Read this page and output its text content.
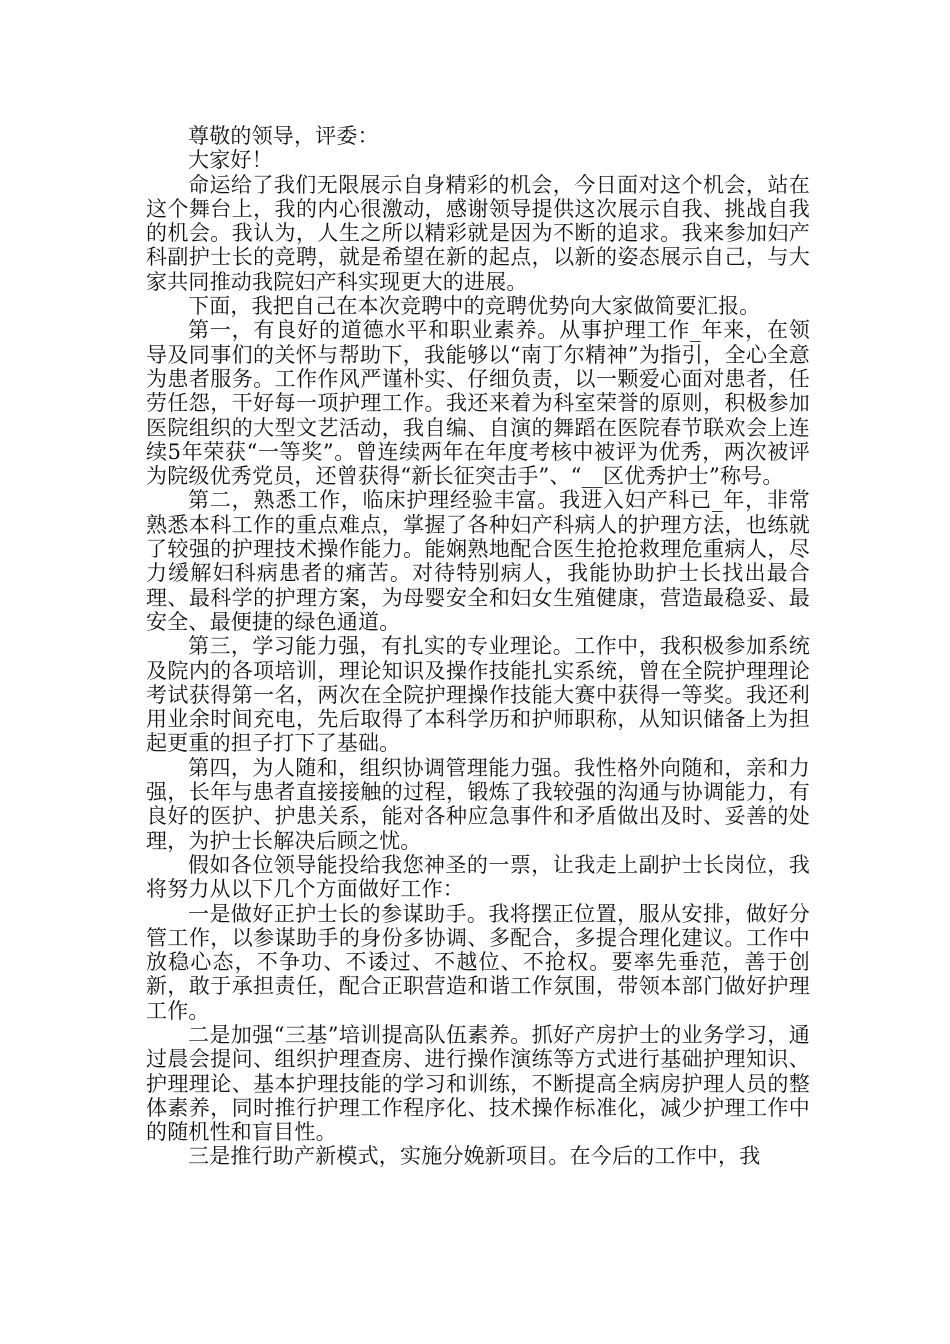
尊敬的领导，评委：

大家好！

命运给了我们无限展示自身精彩的机会，今日面对这个机会，站在这个舞台上，我的内心很激动，感谢领导提供这次展示自我、挑战自我的机会。我认为，人生之所以精彩就是因为不断的追求。我来参加妇产科副护士长的竞聘，就是希望在新的起点，以新的姿态展示自己，与大家共同推动我院妇产科实现更大的进展。

下面，我把自己在本次竞聘中的竞聘优势向大家做简要汇报。

第一，有良好的道德水平和职业素养。从事护理工作_年来，在领导及同事们的关怀与帮助下，我能够以“南丁尔精神”为指引，全心全意为患者服务。工作作风严谨朴实、仔细负责，以一颗爱心面对患者，任劳任怨，干好每一项护理工作。我还来着为科室荣誉的原则，积极参加医院组织的大型文艺活动，我自编、自演的舞蹈在医院春节联欢会上连续5年荣获“一等奖”。曾连续两年在年度考核中被评为优秀，两次被评为院级优秀党员，还曾获得“新长征突击手”、“__区优秀护士”称号。

第二，熟悉工作，临床护理经验丰富。我进入妇产科已_年，非常熟悉本科工作的重点难点，掌握了各种妇产科病人的护理方法，也练就了较强的护理技术操作能力。能娴熟地配合医生抢抢救理危重病人，尽力缓解妇科病患者的痛苦。对待特别病人，我能协助护士长找出最合理、最科学的护理方案，为母婴安全和妇女生殖健康，营造最稳妥、最安全、最便捷的绿色通道。

第三，学习能力强，有扎实的专业理论。工作中，我积极参加系统及院内的各项培训，理论知识及操作技能扎实系统，曾在全院护理理论考试获得第一名，两次在全院护理操作技能大赛中获得一等奖。我还利用业余时间充电，先后取得了本科学历和护师职称，从知识储备上为担起更重的担子打下了基础。

第四，为人随和，组织协调管理能力强。我性格外向随和，亲和力强，长年与患者直接接触的过程，锻炼了我较强的沟通与协调能力，有良好的医护、护患关系，能对各种应急事件和矛盾做出及时、妥善的处理，为护士长解决后顾之忧。

假如各位领导能投给我您神圣的一票，让我走上副护士长岗位，我将努力从以下几个方面做好工作：

一是做好正护士长的参谋助手。我将摆正位置，服从安排，做好分管工作，以参谋助手的身份多协调、多配合，多提合理化建议。工作中放稳心态，不争功、不诿过、不越位、不抢权。要率先垂范，善于创新，敢于承担责任，配合正职营造和谐工作氛围，带领本部门做好护理工作。

二是加强“三基”培训提高队伍素养。抓好产房护士的业务学习，通过晨会提问、组织护理查房、进行操作演练等方式进行基础护理知识、护理理论、基本护理技能的学习和训练，不断提高全病房护理人员的整体素养，同时推行护理工作程序化、技术操作标准化，减少护理工作中的随机性和盲目性。

三是推行助产新模式，实施分娩新项目。在今后的工作中，我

==========

Short task »
Can the entries above be repeated exactly, without their pictures?

Task output »
Read this page and output its text content.
尊敬的领导，评委：

大家好！

命运给了我们无限展示自身精彩的机会，今日面对这个机会，站在这个舞台上，我的内心很激动，感谢领导提供这次展示自我、挑战自我的机会。我认为，人生之所以精彩就是因为不断的追求。我来参加妇产科副护士长的竞聘，就是希望在新的起点，以新的姿态展示自己，与大家共同推动我院妇产科实现更大的进展。

下面，我把自己在本次竞聘中的竞聘优势向大家做简要汇报。

第一，有良好的道德水平和职业素养。从事护理工作_年来，在领导及同事们的关怀与帮助下，我能够以“南丁尔精神”为指引，全心全意为患者服务。工作作风严谨朴实、仔细负责，以一颗爱心面对患者，任劳任怨，干好每一项护理工作。我还来着为科室荣誉的原则，积极参加医院组织的大型文艺活动，我自编、自演的舞蹈在医院春节联欢会上连续5年荣获“一等奖”。曾连续两年在年度考核中被评为优秀，两次被评为院级优秀党员，还曾获得“新长征突击手”、“__区优秀护士”称号。

第二，熟悉工作，临床护理经验丰富。我进入妇产科已_年，非常熟悉本科工作的重点难点，掌握了各种妇产科病人的护理方法，也练就了较强的护理技术操作能力。能娴熟地配合医生抢抢救理危重病人，尽力缓解妇科病患者的痛苦。对待特别病人，我能协助护士长找出最合理、最科学的护理方案，为母婴安全和妇女生殖健康，营造最稳妥、最安全、最便捷的绿色通道。

第三，学习能力强，有扎实的专业理论。工作中，我积极参加系统及院内的各项培训，理论知识及操作技能扎实系统，曾在全院护理理论考试获得第一名，两次在全院护理操作技能大赛中获得一等奖。我还利用业余时间充电，先后取得了本科学历和护师职称，从知识储备上为担起更重的担子打下了基础。

第四，为人随和，组织协调管理能力强。我性格外向随和，亲和力强，长年与患者直接接触的过程，锻炼了我较强的沟通与协调能力，有良好的医护、护患关系，能对各种应急事件和矛盾做出及时、妥善的处理，为护士长解决后顾之忧。

假如各位领导能投给我您神圣的一票，让我走上副护士长岗位，我将努力从以下几个方面做好工作：

一是做好正护士长的参谋助手。我将摆正位置，服从安排，做好分管工作，以参谋助手的身份多协调、多配合，多提合理化建议。工作中放稳心态，不争功、不诿过、不越位、不抢权。要率先垂范，善于创新，敢于承担责任，配合正职营造和谐工作氛围，带领本部门做好护理工作。

二是加强“三基”培训提高队伍素养。抓好产房护士的业务学习，通过晨会提问、组织护理查房、进行操作演练等方式进行基础护理知识、护理理论、基本护理技能的学习和训练，不断提高全病房护理人员的整体素养，同时推行护理工作程序化、技术操作标准化，减少护理工作中的随机性和盲目性。

三是推行助产新模式，实施分娩新项目。在今后的工作中，我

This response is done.